# Provided entries:
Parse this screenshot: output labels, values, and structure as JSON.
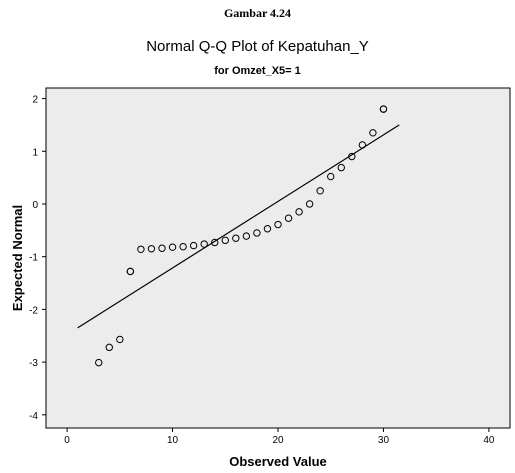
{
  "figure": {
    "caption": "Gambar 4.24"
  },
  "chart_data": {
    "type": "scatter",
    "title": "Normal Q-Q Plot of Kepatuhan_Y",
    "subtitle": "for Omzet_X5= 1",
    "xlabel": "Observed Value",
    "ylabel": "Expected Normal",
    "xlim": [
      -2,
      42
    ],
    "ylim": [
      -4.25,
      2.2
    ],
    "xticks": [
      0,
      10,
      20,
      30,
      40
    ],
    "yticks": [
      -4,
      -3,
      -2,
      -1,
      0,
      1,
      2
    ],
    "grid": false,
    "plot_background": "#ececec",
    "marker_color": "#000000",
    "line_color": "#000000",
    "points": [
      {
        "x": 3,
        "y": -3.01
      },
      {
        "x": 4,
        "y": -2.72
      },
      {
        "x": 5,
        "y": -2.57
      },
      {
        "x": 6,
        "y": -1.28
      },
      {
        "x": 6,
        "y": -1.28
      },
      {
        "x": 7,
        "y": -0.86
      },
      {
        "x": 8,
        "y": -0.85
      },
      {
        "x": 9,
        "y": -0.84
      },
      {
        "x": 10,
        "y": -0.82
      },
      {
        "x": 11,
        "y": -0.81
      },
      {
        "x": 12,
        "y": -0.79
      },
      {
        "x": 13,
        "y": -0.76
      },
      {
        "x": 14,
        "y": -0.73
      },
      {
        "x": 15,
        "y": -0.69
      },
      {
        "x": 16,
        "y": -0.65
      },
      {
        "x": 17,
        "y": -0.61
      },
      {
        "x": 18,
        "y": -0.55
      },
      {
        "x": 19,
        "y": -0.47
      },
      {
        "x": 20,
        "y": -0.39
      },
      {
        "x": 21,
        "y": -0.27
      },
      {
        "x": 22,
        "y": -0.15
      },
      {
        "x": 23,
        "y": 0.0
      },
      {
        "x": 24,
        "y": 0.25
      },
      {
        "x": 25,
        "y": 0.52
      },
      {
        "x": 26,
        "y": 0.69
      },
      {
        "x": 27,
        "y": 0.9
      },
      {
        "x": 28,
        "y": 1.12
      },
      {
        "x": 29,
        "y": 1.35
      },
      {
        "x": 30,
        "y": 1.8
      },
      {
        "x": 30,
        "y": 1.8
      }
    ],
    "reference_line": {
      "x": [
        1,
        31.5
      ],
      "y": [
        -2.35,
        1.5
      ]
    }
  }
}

# Stated problem:
Locate the word "Normal" in the entries, and copy every line where it is found.

# Response below:
    "title": "Normal Q-Q Plot of Kepatuhan_Y",
    "ylabel": "Expected Normal",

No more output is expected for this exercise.